> [GOAL]
Look through the material and copy each line holding "Маленко".

> [GIVEN ENTRIES]
# # #
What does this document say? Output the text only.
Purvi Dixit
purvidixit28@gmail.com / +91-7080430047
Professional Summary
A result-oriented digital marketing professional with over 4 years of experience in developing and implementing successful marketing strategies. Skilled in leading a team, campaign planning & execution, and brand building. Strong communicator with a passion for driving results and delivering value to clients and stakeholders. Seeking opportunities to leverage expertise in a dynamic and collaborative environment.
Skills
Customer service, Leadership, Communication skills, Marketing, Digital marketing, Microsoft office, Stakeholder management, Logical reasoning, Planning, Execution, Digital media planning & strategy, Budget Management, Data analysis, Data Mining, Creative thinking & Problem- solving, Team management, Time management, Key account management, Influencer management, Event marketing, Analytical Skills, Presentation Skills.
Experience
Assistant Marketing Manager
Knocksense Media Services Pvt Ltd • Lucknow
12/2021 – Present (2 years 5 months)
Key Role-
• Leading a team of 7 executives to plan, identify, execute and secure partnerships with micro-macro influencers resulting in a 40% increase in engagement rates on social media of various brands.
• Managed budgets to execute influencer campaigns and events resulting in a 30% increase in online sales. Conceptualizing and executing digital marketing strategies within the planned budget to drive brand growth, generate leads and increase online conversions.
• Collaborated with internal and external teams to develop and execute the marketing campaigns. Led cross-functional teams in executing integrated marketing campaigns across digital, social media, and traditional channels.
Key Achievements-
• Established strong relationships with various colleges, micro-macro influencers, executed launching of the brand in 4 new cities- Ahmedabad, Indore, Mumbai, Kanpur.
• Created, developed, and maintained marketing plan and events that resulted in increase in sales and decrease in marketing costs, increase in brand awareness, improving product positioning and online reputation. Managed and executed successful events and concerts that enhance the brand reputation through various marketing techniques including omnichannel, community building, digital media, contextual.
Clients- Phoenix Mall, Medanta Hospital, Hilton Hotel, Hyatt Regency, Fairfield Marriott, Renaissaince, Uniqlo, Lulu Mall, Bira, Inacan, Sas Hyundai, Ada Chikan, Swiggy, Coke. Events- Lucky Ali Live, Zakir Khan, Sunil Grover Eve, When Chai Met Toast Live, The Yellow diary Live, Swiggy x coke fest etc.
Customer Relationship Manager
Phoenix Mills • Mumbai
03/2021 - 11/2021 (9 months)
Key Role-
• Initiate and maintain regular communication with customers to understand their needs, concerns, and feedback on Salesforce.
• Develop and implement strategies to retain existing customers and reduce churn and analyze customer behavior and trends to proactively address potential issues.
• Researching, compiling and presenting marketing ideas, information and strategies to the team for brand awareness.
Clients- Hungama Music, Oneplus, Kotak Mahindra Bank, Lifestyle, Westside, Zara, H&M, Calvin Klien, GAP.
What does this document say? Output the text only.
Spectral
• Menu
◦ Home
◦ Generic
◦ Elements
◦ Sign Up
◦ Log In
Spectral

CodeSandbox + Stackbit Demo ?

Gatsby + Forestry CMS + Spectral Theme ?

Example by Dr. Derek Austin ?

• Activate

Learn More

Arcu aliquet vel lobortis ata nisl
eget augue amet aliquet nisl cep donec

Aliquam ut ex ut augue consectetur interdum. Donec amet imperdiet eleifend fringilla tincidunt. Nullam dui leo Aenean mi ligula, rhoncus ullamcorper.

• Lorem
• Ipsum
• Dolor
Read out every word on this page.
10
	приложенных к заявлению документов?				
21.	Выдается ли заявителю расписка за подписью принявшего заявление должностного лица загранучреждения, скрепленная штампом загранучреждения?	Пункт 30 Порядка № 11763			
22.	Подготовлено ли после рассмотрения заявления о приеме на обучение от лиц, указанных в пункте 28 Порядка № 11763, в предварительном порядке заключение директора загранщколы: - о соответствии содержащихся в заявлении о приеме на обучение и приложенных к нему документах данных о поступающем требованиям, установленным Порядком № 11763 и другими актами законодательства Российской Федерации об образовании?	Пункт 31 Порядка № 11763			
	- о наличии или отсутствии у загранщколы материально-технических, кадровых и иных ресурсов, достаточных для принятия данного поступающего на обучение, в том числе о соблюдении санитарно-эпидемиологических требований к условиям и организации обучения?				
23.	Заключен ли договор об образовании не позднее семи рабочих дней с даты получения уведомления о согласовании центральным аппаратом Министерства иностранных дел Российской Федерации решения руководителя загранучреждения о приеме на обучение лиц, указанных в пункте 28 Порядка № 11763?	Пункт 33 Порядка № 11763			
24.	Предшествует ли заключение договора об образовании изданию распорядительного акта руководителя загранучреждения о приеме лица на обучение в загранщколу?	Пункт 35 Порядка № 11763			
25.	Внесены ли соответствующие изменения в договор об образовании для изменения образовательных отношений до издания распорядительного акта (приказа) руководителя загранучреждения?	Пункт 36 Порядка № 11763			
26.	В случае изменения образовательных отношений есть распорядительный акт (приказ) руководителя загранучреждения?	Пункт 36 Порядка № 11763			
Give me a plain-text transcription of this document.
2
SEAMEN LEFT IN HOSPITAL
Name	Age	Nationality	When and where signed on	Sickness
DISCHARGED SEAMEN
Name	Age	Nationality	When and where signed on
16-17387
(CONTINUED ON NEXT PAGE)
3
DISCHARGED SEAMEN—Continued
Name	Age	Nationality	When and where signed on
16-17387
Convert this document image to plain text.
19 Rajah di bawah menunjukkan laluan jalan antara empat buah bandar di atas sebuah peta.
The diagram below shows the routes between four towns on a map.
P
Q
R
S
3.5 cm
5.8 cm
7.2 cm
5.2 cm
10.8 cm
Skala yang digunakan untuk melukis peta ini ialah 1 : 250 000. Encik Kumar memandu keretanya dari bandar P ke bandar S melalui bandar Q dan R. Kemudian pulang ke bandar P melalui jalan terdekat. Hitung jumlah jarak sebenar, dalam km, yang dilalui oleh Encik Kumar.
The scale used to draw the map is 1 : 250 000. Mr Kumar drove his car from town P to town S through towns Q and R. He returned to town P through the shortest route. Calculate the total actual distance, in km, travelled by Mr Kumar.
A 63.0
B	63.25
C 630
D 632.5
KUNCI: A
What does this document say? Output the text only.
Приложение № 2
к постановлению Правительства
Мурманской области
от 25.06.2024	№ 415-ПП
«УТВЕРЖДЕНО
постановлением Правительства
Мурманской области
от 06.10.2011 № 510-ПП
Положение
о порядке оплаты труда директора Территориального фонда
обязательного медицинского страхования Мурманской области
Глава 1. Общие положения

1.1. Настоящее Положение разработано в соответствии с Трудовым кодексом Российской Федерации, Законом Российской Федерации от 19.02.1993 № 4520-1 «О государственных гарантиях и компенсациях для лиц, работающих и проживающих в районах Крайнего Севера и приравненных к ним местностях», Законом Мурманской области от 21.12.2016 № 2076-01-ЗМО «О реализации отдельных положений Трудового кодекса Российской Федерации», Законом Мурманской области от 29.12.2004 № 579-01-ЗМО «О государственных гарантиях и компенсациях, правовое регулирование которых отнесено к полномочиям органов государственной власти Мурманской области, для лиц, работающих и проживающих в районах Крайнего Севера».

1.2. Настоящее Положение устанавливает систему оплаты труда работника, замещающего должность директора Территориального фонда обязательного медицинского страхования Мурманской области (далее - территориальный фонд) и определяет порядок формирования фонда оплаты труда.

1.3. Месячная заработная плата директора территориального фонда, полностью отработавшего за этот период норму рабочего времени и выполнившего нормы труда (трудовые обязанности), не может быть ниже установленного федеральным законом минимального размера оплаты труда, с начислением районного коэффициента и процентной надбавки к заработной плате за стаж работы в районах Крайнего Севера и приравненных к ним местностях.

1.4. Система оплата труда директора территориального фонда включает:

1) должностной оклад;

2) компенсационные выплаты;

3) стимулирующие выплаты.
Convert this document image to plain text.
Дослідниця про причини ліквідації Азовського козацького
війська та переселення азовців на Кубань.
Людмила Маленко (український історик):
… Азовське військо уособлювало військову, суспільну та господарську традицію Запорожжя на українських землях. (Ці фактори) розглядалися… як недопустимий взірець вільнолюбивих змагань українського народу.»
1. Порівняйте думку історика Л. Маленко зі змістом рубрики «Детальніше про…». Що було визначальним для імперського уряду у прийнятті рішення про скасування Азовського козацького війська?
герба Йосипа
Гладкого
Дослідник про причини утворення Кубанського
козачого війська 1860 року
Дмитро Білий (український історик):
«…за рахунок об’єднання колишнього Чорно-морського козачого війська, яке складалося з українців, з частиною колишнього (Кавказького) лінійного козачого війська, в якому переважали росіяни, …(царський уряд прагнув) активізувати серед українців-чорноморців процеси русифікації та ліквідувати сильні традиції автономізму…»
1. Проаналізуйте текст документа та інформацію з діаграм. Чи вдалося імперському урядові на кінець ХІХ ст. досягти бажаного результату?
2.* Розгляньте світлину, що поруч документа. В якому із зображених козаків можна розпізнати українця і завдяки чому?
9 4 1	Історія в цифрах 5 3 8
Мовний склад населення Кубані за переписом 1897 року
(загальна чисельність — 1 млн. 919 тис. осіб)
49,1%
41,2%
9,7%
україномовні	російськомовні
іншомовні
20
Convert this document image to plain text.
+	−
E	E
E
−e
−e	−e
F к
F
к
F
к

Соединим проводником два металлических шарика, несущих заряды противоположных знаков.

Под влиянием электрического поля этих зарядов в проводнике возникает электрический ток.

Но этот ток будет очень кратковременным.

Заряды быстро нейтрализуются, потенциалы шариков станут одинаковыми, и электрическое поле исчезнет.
# # #
> [FINISHED TASK]
Людмила Маленко (український історик):
1. Порівняйте думку історика Л. Маленко зі змістом рубрики «Детальніше про…». Що було визначальним для імперського уряду у прийнятті рішення про скасування Азовського козацького війська?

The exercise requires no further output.